The problem ->
Restate the whole listing word for word. Pictures are left out.

[Dataset items]

(begin)

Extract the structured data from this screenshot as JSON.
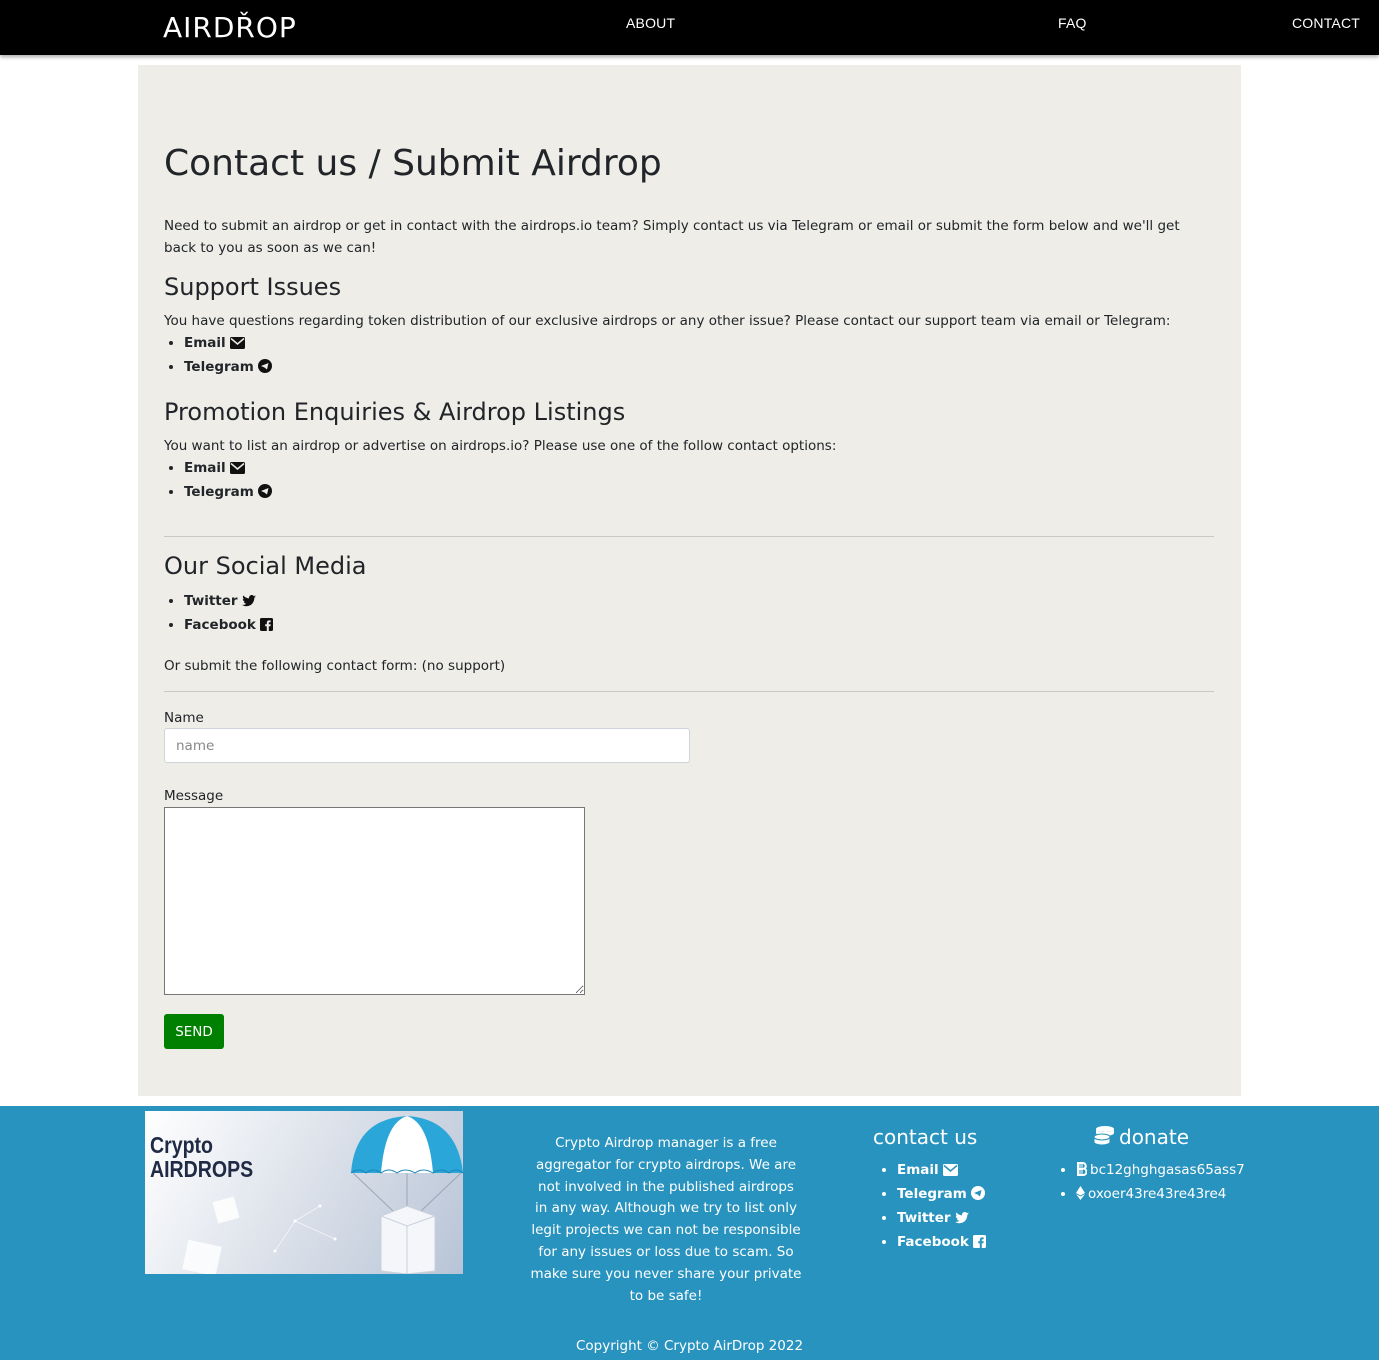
{
  "nav": {
    "logo": "AIRDŘOP",
    "items": [
      "ABOUT",
      "FAQ",
      "CONTACT"
    ]
  },
  "page": {
    "title": "Contact us / Submit Airdrop",
    "intro": "Need to submit an airdrop or get in contact with the airdrops.io team? Simply contact us via Telegram or email or submit the form below and we'll get back to you as soon as we can!"
  },
  "support": {
    "heading": "Support Issues",
    "text": "You have questions regarding token distribution of our exclusive airdrops or any other issue? Please contact our support team via email or Telegram:",
    "links": [
      "Email",
      "Telegram"
    ]
  },
  "promotion": {
    "heading": "Promotion Enquiries & Airdrop Listings",
    "text": "You want to list an airdrop or advertise on airdrops.io? Please use one of the follow contact options:",
    "links": [
      "Email",
      "Telegram"
    ]
  },
  "social": {
    "heading": "Our Social Media",
    "links": [
      "Twitter",
      "Facebook"
    ]
  },
  "form": {
    "intro": "Or submit the following contact form: (no support)",
    "name_label": "Name",
    "name_placeholder": "name",
    "message_label": "Message",
    "send_label": "SEND"
  },
  "footer": {
    "image_text": [
      "Crypto",
      "AIRDROPS"
    ],
    "about": "Crypto Airdrop manager is a free aggregator for crypto airdrops. We are not involved in the published airdrops in any way. Although we try to list only legit projects we can not be responsible for any issues or loss due to scam. So make sure you never share your private to be safe!",
    "contact_heading": "contact us",
    "contact_links": [
      "Email",
      "Telegram",
      "Twitter",
      "Facebook"
    ],
    "donate_heading": "donate",
    "donate_items": [
      "bc12ghghgasas65ass7",
      "oxoer43re43re43re4"
    ],
    "copyright": "Copyright © Crypto AirDrop 2022"
  },
  "colors": {
    "nav_bg": "#000000",
    "main_bg": "#eeede7",
    "footer_bg": "#2893be",
    "send_button": "#008000"
  },
  "icons": {
    "email": "envelope-icon",
    "telegram": "telegram-icon",
    "twitter": "twitter-icon",
    "facebook": "facebook-icon",
    "donate": "coins-icon",
    "bitcoin": "bitcoin-icon",
    "ethereum": "ethereum-icon"
  }
}
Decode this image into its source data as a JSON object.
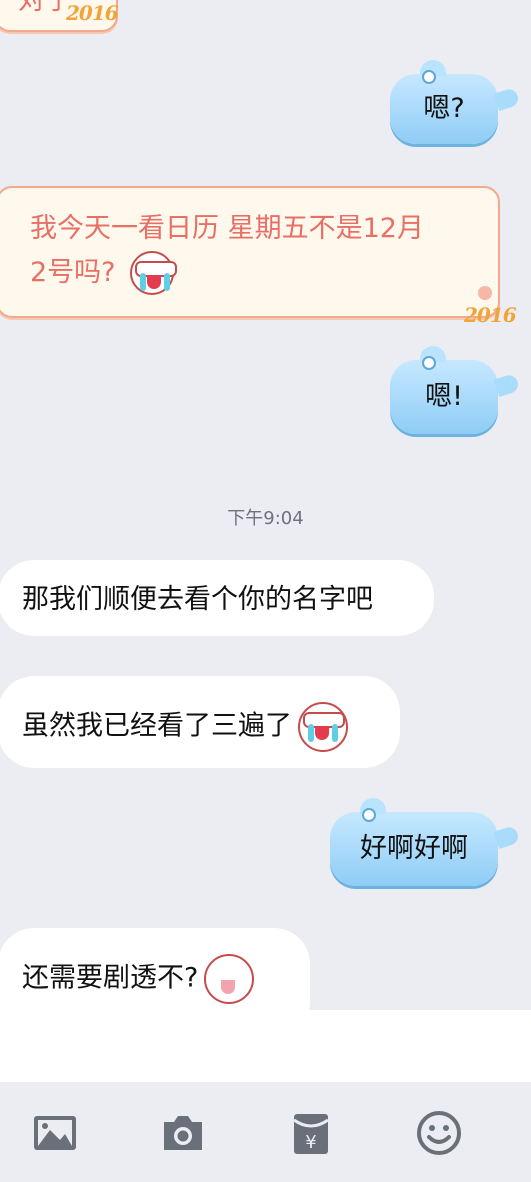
{
  "messages": [
    {
      "id": "m0",
      "side": "left",
      "style": "holiday",
      "text": "对子"
    },
    {
      "id": "m1",
      "side": "right",
      "style": "whale",
      "text": "嗯?"
    },
    {
      "id": "m2",
      "side": "left",
      "style": "holiday",
      "line1": "我今天一看日历  星期五不是12月",
      "line2": "2号吗?"
    },
    {
      "id": "m3",
      "side": "right",
      "style": "whale",
      "text": "嗯!"
    },
    {
      "id": "m4",
      "side": "left",
      "style": "plain",
      "text": "那我们顺便去看个你的名字吧"
    },
    {
      "id": "m5",
      "side": "left",
      "style": "plain",
      "text": "虽然我已经看了三遍了"
    },
    {
      "id": "m6",
      "side": "right",
      "style": "whale",
      "text": "好啊好啊"
    },
    {
      "id": "m7",
      "side": "left",
      "style": "plain",
      "text": "还需要剧透不?"
    }
  ],
  "decorations": {
    "year_mark": "2016"
  },
  "timestamp": "下午9:04",
  "toolbar": {
    "items": [
      {
        "name": "image-icon"
      },
      {
        "name": "camera-icon"
      },
      {
        "name": "red-packet-icon",
        "symbol": "¥"
      },
      {
        "name": "emoji-icon"
      }
    ],
    "icon_color": "#6a7079"
  },
  "colors": {
    "background": "#ebedf2",
    "whale_bubble": "#9fd6fa",
    "holiday_text": "#e86f66",
    "holiday_border": "#f3a98e"
  }
}
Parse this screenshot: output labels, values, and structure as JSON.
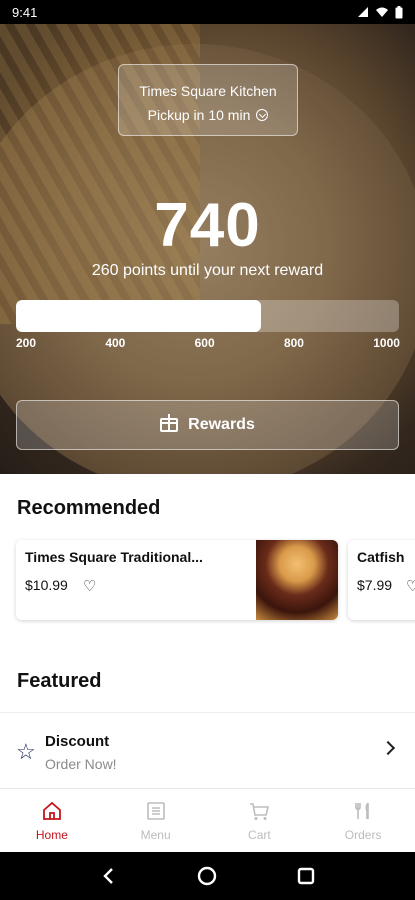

(end)

Answer below ->
Extract the structured data from this screenshot as JSON.
{
  "nav": {
    "logo": "AIRDŘOP",
    "items": [
      "ABOUT",
      "FAQ",
      "CONTACT"
    ]
  },
  "page": {
    "title": "Contact us / Submit Airdrop",
    "intro": "Need to submit an airdrop or get in contact with the airdrops.io team? Simply contact us via Telegram or email or submit the form below and we'll get back to you as soon as we can!"
  },
  "support": {
    "heading": "Support Issues",
    "text": "You have questions regarding token distribution of our exclusive airdrops or any other issue? Please contact our support team via email or Telegram:",
    "links": [
      "Email",
      "Telegram"
    ]
  },
  "promotion": {
    "heading": "Promotion Enquiries & Airdrop Listings",
    "text": "You want to list an airdrop or advertise on airdrops.io? Please use one of the follow contact options:",
    "links": [
      "Email",
      "Telegram"
    ]
  },
  "social": {
    "heading": "Our Social Media",
    "links": [
      "Twitter",
      "Facebook"
    ]
  },
  "form": {
    "intro": "Or submit the following contact form: (no support)",
    "name_label": "Name",
    "name_placeholder": "name",
    "message_label": "Message",
    "send_label": "SEND"
  },
  "footer": {
    "image_text": [
      "Crypto",
      "AIRDROPS"
    ],
    "about": "Crypto Airdrop manager is a free aggregator for crypto airdrops. We are not involved in the published airdrops in any way. Although we try to list only legit projects we can not be responsible for any issues or loss due to scam. So make sure you never share your private to be safe!",
    "contact_heading": "contact us",
    "contact_links": [
      "Email",
      "Telegram",
      "Twitter",
      "Facebook"
    ],
    "donate_heading": "donate",
    "donate_items": [
      "bc12ghghgasas65ass7",
      "oxoer43re43re43re4"
    ],
    "copyright": "Copyright © Crypto AirDrop 2022"
  },
  "colors": {
    "nav_bg": "#000000",
    "main_bg": "#eeede7",
    "footer_bg": "#2893be",
    "send_button": "#008000"
  },
  "icons": {
    "email": "envelope-icon",
    "telegram": "telegram-icon",
    "twitter": "twitter-icon",
    "facebook": "facebook-icon",
    "donate": "coins-icon",
    "bitcoin": "bitcoin-icon",
    "ethereum": "ethereum-icon"
  }
}
Decode this image into its source data as a JSON object.
{
  "messages": [
    {
      "id": "m0",
      "side": "left",
      "style": "holiday",
      "text": "对子"
    },
    {
      "id": "m1",
      "side": "right",
      "style": "whale",
      "text": "嗯?"
    },
    {
      "id": "m2",
      "side": "left",
      "style": "holiday",
      "line1": "我今天一看日历  星期五不是12月",
      "line2": "2号吗?"
    },
    {
      "id": "m3",
      "side": "right",
      "style": "whale",
      "text": "嗯!"
    },
    {
      "id": "m4",
      "side": "left",
      "style": "plain",
      "text": "那我们顺便去看个你的名字吧"
    },
    {
      "id": "m5",
      "side": "left",
      "style": "plain",
      "text": "虽然我已经看了三遍了"
    },
    {
      "id": "m6",
      "side": "right",
      "style": "whale",
      "text": "好啊好啊"
    },
    {
      "id": "m7",
      "side": "left",
      "style": "plain",
      "text": "还需要剧透不?"
    }
  ],
  "decorations": {
    "year_mark": "2016"
  },
  "timestamp": "下午9:04",
  "toolbar": {
    "items": [
      {
        "name": "image-icon"
      },
      {
        "name": "camera-icon"
      },
      {
        "name": "red-packet-icon",
        "symbol": "¥"
      },
      {
        "name": "emoji-icon"
      }
    ],
    "icon_color": "#6a7079"
  },
  "colors": {
    "background": "#ebedf2",
    "whale_bubble": "#9fd6fa",
    "holiday_text": "#e86f66",
    "holiday_border": "#f3a98e"
  }
}
Parse this screenshot: output labels, values, and structure as JSON.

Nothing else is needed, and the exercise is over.